== Set problem 1 ==
Reproduce word for word the part of the life insurance exchanges article starting with "As we go through" and going on through "your current needs?".
== Set problem 2 ==
Continue the article on life insurance exchanges, starting right after its last sentence.

== Passage to read ==
LIFE INSURANCE EXCHANGES
Neal A. Deutsch, CFP®
Published in Rivertown Journal, July 2006

As we go through the various stages of our lives: maturity, marriage, child rearing, house purchases, business obligations- also come financial obligations to both family and creditors. At some point in time we consider the use of life insurance to see to it that our family is secure and our obligations are met. We meet with the agent, secure our policy, stick it in the draw and pay for it as the bills come in. When was the last time you considered if the old policies fulfill your current needs?
If you purchased a permanent insurance plan: whole life, universal or variable life- the plan was designed to accumulate cash along with your death benefit. The plans of today are indeed quite different from those just issued just 10 years ago, but if you consider updating your plans, you must be aware of a potential tax trap.
The insurance industry has seen a number of social and demographic changes occur which have forced corresponding changes in the design and cost of life insurance products. Many long-time policyholders have recognized these developments and have considered acquiring new or different policies to take advantages of these updates and changes. A periodic assessment of your life insurance policies is critical to effective risk management and estate liquidity within your financial plan. Fortunately, there is a tool available to exchange an old policy for a new one and not be saddled with any tax burden.

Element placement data
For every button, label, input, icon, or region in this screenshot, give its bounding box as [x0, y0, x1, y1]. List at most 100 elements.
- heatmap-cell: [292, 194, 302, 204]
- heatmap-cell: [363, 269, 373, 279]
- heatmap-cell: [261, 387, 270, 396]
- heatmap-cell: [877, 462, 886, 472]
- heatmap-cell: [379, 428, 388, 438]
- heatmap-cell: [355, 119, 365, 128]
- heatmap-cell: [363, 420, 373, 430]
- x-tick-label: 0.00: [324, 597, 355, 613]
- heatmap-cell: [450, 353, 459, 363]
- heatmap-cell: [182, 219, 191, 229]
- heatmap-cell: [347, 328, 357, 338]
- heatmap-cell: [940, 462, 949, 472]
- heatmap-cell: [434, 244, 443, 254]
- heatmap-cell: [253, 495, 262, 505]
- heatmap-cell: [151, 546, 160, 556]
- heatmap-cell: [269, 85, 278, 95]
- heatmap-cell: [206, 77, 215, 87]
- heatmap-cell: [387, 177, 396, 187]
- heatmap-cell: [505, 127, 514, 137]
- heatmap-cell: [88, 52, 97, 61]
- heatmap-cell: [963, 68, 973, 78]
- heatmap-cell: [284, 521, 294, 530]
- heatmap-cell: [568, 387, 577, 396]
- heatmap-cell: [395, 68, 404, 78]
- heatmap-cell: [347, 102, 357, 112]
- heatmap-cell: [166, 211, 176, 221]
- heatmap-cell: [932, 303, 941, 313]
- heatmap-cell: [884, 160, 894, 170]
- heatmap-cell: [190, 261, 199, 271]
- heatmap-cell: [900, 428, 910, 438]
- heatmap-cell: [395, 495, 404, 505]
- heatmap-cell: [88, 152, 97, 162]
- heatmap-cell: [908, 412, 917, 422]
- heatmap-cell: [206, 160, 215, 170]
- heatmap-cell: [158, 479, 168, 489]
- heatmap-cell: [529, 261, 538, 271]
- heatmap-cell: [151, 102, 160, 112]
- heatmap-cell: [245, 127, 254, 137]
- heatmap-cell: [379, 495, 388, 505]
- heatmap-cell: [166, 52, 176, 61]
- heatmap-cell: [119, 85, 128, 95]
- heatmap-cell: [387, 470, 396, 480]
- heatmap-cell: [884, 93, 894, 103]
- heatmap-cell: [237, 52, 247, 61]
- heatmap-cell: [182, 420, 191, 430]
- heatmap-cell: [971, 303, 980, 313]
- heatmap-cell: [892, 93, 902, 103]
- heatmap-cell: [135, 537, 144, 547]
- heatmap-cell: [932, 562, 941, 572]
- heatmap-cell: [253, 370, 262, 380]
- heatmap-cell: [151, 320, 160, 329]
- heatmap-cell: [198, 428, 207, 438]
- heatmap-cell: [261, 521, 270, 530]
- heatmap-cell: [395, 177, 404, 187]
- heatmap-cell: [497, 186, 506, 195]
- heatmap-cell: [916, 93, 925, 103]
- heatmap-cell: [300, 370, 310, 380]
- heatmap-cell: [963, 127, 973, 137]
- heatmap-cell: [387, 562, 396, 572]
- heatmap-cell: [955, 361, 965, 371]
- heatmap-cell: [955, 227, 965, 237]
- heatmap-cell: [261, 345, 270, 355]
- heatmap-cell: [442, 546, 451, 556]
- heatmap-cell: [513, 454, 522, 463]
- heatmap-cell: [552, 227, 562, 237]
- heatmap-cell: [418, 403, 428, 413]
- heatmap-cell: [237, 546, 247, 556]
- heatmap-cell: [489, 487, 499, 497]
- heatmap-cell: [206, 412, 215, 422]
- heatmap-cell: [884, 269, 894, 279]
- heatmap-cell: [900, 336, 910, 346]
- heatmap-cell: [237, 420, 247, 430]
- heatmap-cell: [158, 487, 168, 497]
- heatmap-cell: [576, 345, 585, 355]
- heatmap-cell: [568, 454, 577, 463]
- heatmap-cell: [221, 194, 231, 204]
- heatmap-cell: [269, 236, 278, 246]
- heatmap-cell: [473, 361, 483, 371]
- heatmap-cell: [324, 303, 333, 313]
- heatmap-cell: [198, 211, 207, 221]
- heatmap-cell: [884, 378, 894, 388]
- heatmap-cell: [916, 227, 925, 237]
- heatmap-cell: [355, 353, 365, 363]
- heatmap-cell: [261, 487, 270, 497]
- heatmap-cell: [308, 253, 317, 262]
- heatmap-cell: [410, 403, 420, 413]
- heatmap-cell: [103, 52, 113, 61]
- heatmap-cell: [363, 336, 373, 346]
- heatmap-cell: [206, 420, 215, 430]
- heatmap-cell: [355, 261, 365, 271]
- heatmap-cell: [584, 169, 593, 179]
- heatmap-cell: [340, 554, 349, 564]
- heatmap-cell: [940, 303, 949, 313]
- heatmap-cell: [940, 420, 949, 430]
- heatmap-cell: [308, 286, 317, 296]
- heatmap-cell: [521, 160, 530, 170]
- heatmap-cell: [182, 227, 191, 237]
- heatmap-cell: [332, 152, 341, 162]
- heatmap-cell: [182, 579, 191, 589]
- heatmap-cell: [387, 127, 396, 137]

== Response 1 ==
As we go through the various stages of our lives: maturity, marriage, child rearing, house purchases, business obligations- also come financial obligations to both family and creditors. At some point in time we consider the use of life insurance to see to it that our family is secure and our obligations are met. We meet with the agent, secure our policy, stick it in the draw and pay for it as the bills come in. When was the last time you considered if the old policies fulfill your current needs?

== Response 2 ==
This popular tool is known as a "Section 1035 Exchange" (after IRC Section 1035) and permits you to exchange an old policy for a new one without having to pay tax at the time of the exchange on any gain that built up in the old policy. Many people refer to this exchange as tax-free, but the gain is really deferred, not forgiven.
Generally, IRS rules allow you to exchange a life insurance policy for a new life insurance policy, or to exchange one annuity policy for another. You cannot exchange an annuity for a life insurance policy, however, and use the tax-deferred provision. The insured or annuitant must be the same under both the old and new policies, yet there is no requirement that the owners be the same after the exchange. Finally, you are permitted to exchange multiple policies without recognizing gain, often used where you have a number of old policies you would like to consolidate into one new policy.
You should be particularly careful when making a section 1035 exchange if you have outstanding loans on your policy. The IRS recognizes unpaid loans in figuring policy gain. Therefore, you might have to payoff policy loans before processing a 1035 exchange to avoid being taxed, therefore, such an exchange may not always be appropriate just to take advantage of lower costs.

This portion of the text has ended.